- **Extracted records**
* Start *

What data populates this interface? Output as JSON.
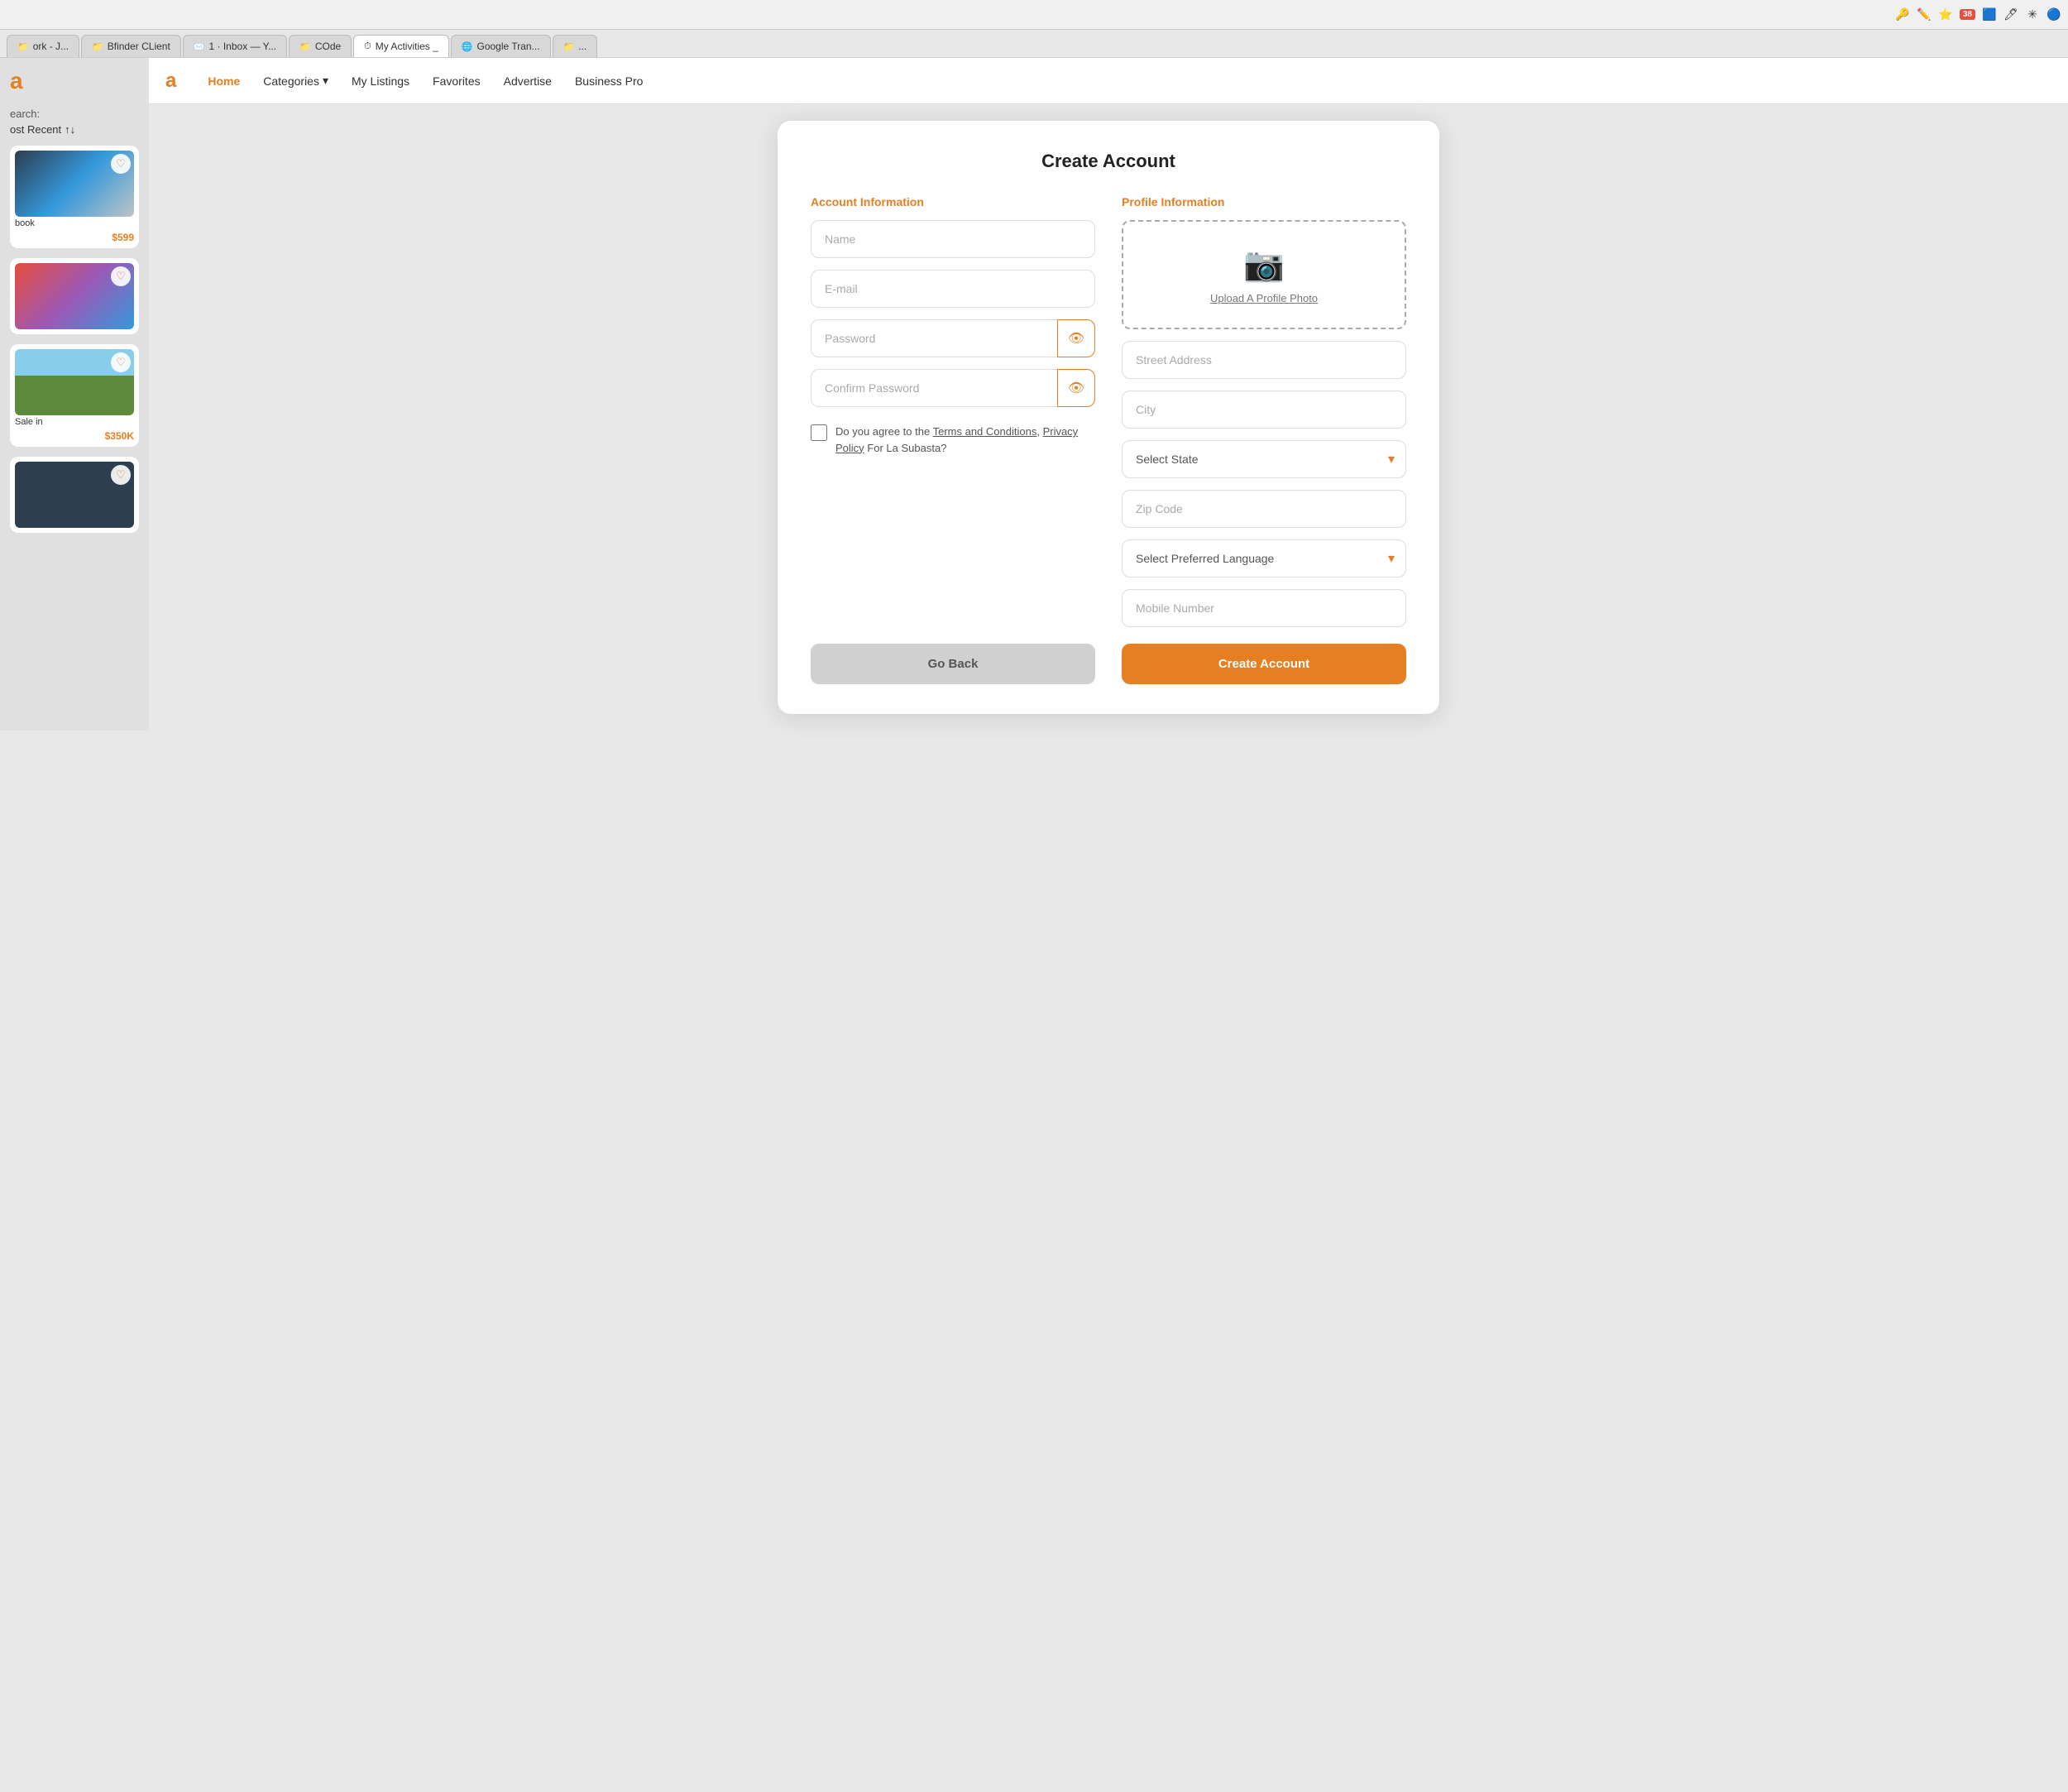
{
  "browser": {
    "toolbar_icons": [
      "key",
      "edit",
      "star"
    ],
    "badge_count": "38",
    "tabs": [
      {
        "id": "tab1",
        "label": "ork - J...",
        "icon": "📁",
        "active": false
      },
      {
        "id": "tab2",
        "label": "Bfinder CLient",
        "icon": "📁",
        "active": false
      },
      {
        "id": "tab3",
        "label": "1 · Inbox — Y...",
        "icon": "✉️",
        "active": false
      },
      {
        "id": "tab4",
        "label": "COde",
        "icon": "📁",
        "active": false
      },
      {
        "id": "tab5",
        "label": "My Activities...",
        "icon": "⏱",
        "active": false
      },
      {
        "id": "tab6",
        "label": "Google Tran...",
        "icon": "🌐",
        "active": false
      },
      {
        "id": "tab7",
        "label": "...",
        "icon": "📁",
        "active": false
      }
    ]
  },
  "nav": {
    "logo": "a",
    "items": [
      {
        "id": "home",
        "label": "Home",
        "active": true
      },
      {
        "id": "categories",
        "label": "Categories",
        "hasDropdown": true
      },
      {
        "id": "mylistings",
        "label": "My Listings"
      },
      {
        "id": "favorites",
        "label": "Favorites"
      },
      {
        "id": "advertise",
        "label": "Advertise"
      },
      {
        "id": "businesspro",
        "label": "Business Pro"
      }
    ]
  },
  "sidebar": {
    "logo": "a",
    "search_label": "earch:",
    "sort_label": "ost Recent",
    "cards": [
      {
        "id": "card1",
        "type": "laptop",
        "price": "$599",
        "label": "book"
      },
      {
        "id": "card2",
        "type": "colorful",
        "price": "",
        "label": ""
      },
      {
        "id": "card3",
        "type": "house",
        "price": "$350K",
        "label": "Sale in"
      },
      {
        "id": "card4",
        "type": "dark",
        "price": "",
        "label": ""
      }
    ]
  },
  "form": {
    "title": "Create Account",
    "account_section_title": "Account Information",
    "profile_section_title": "Profile Information",
    "fields": {
      "name_placeholder": "Name",
      "email_placeholder": "E-mail",
      "password_placeholder": "Password",
      "confirm_password_placeholder": "Confirm Password",
      "street_address_placeholder": "Street Address",
      "city_placeholder": "City",
      "zip_code_placeholder": "Zip Code",
      "mobile_placeholder": "Mobile Number"
    },
    "dropdowns": {
      "state_label": "Select State",
      "language_label": "Select Preferred Language"
    },
    "photo_upload_label": "Upload A Profile Photo",
    "terms_text": "Do you agree to the",
    "terms_link": "Terms and Conditions",
    "privacy_link": "Privacy Policy",
    "terms_suffix": "For La Subasta?",
    "buttons": {
      "go_back": "Go Back",
      "create_account": "Create Account"
    }
  }
}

* End *

- **Aim**
List all lines in the material containing the string "Create".

- **Solved problem**
    "title": "Create Account",
      "create_account": "Create Account"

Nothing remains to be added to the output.